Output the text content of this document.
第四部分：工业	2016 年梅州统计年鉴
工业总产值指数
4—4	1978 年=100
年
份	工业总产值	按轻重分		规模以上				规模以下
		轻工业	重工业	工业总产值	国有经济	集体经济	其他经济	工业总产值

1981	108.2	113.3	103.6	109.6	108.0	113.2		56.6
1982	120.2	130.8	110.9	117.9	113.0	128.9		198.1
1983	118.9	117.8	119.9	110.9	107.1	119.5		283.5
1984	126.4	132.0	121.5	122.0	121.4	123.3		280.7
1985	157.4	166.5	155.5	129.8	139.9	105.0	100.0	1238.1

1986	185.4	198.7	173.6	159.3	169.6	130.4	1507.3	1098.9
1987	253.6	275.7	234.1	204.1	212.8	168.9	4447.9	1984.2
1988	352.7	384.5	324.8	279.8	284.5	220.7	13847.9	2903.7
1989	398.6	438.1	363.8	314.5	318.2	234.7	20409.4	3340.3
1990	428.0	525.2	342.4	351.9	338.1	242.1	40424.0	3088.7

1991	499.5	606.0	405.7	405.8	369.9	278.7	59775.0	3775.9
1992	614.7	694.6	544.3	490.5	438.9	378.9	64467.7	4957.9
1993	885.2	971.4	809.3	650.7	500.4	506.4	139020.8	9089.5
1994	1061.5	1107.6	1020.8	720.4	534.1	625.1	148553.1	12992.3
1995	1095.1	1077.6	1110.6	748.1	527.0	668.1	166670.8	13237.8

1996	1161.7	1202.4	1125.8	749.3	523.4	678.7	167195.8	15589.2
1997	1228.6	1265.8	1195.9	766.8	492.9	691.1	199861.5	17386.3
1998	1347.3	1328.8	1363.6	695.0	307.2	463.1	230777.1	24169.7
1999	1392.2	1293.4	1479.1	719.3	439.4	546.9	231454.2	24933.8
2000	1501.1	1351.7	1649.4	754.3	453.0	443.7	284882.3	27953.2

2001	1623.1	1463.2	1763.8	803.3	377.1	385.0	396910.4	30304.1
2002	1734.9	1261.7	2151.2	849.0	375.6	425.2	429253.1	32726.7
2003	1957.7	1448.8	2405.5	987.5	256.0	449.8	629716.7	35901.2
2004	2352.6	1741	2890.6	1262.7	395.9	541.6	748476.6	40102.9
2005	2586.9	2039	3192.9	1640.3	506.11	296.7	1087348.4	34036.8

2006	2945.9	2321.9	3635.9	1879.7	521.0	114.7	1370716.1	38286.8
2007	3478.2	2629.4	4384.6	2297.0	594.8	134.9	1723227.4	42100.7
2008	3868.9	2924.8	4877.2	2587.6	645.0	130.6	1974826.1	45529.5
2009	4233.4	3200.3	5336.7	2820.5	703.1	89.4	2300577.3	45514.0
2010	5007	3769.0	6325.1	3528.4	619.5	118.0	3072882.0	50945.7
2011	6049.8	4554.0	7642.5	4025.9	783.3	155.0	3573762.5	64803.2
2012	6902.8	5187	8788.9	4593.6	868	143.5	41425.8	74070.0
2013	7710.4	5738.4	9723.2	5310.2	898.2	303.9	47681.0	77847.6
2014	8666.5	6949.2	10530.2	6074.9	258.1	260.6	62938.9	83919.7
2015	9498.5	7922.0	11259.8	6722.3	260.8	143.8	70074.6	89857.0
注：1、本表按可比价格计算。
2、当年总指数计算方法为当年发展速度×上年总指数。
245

--------------------------------------------------

• What is asked
The records above should all be quoted exactly, please.

• Full response
Output the text content of this document.
第四部分：工业	2016 年梅州统计年鉴
工业总产值指数
4—4	1978 年=100
年
份	工业总产值	按轻重分		规模以上				规模以下
		轻工业	重工业	工业总产值	国有经济	集体经济	其他经济	工业总产值

1981	108.2	113.3	103.6	109.6	108.0	113.2		56.6
1982	120.2	130.8	110.9	117.9	113.0	128.9		198.1
1983	118.9	117.8	119.9	110.9	107.1	119.5		283.5
1984	126.4	132.0	121.5	122.0	121.4	123.3		280.7
1985	157.4	166.5	155.5	129.8	139.9	105.0	100.0	1238.1

1986	185.4	198.7	173.6	159.3	169.6	130.4	1507.3	1098.9
1987	253.6	275.7	234.1	204.1	212.8	168.9	4447.9	1984.2
1988	352.7	384.5	324.8	279.8	284.5	220.7	13847.9	2903.7
1989	398.6	438.1	363.8	314.5	318.2	234.7	20409.4	3340.3
1990	428.0	525.2	342.4	351.9	338.1	242.1	40424.0	3088.7

1991	499.5	606.0	405.7	405.8	369.9	278.7	59775.0	3775.9
1992	614.7	694.6	544.3	490.5	438.9	378.9	64467.7	4957.9
1993	885.2	971.4	809.3	650.7	500.4	506.4	139020.8	9089.5
1994	1061.5	1107.6	1020.8	720.4	534.1	625.1	148553.1	12992.3
1995	1095.1	1077.6	1110.6	748.1	527.0	668.1	166670.8	13237.8

1996	1161.7	1202.4	1125.8	749.3	523.4	678.7	167195.8	15589.2
1997	1228.6	1265.8	1195.9	766.8	492.9	691.1	199861.5	17386.3
1998	1347.3	1328.8	1363.6	695.0	307.2	463.1	230777.1	24169.7
1999	1392.2	1293.4	1479.1	719.3	439.4	546.9	231454.2	24933.8
2000	1501.1	1351.7	1649.4	754.3	453.0	443.7	284882.3	27953.2

2001	1623.1	1463.2	1763.8	803.3	377.1	385.0	396910.4	30304.1
2002	1734.9	1261.7	2151.2	849.0	375.6	425.2	429253.1	32726.7
2003	1957.7	1448.8	2405.5	987.5	256.0	449.8	629716.7	35901.2
2004	2352.6	1741	2890.6	1262.7	395.9	541.6	748476.6	40102.9
2005	2586.9	2039	3192.9	1640.3	506.11	296.7	1087348.4	34036.8

2006	2945.9	2321.9	3635.9	1879.7	521.0	114.7	1370716.1	38286.8
2007	3478.2	2629.4	4384.6	2297.0	594.8	134.9	1723227.4	42100.7
2008	3868.9	2924.8	4877.2	2587.6	645.0	130.6	1974826.1	45529.5
2009	4233.4	3200.3	5336.7	2820.5	703.1	89.4	2300577.3	45514.0
2010	5007	3769.0	6325.1	3528.4	619.5	118.0	3072882.0	50945.7
2011	6049.8	4554.0	7642.5	4025.9	783.3	155.0	3573762.5	64803.2
2012	6902.8	5187	8788.9	4593.6	868	143.5	41425.8	74070.0
2013	7710.4	5738.4	9723.2	5310.2	898.2	303.9	47681.0	77847.6
2014	8666.5	6949.2	10530.2	6074.9	258.1	260.6	62938.9	83919.7
2015	9498.5	7922.0	11259.8	6722.3	260.8	143.8	70074.6	89857.0
注：1、本表按可比价格计算。
2、当年总指数计算方法为当年发展速度×上年总指数。
245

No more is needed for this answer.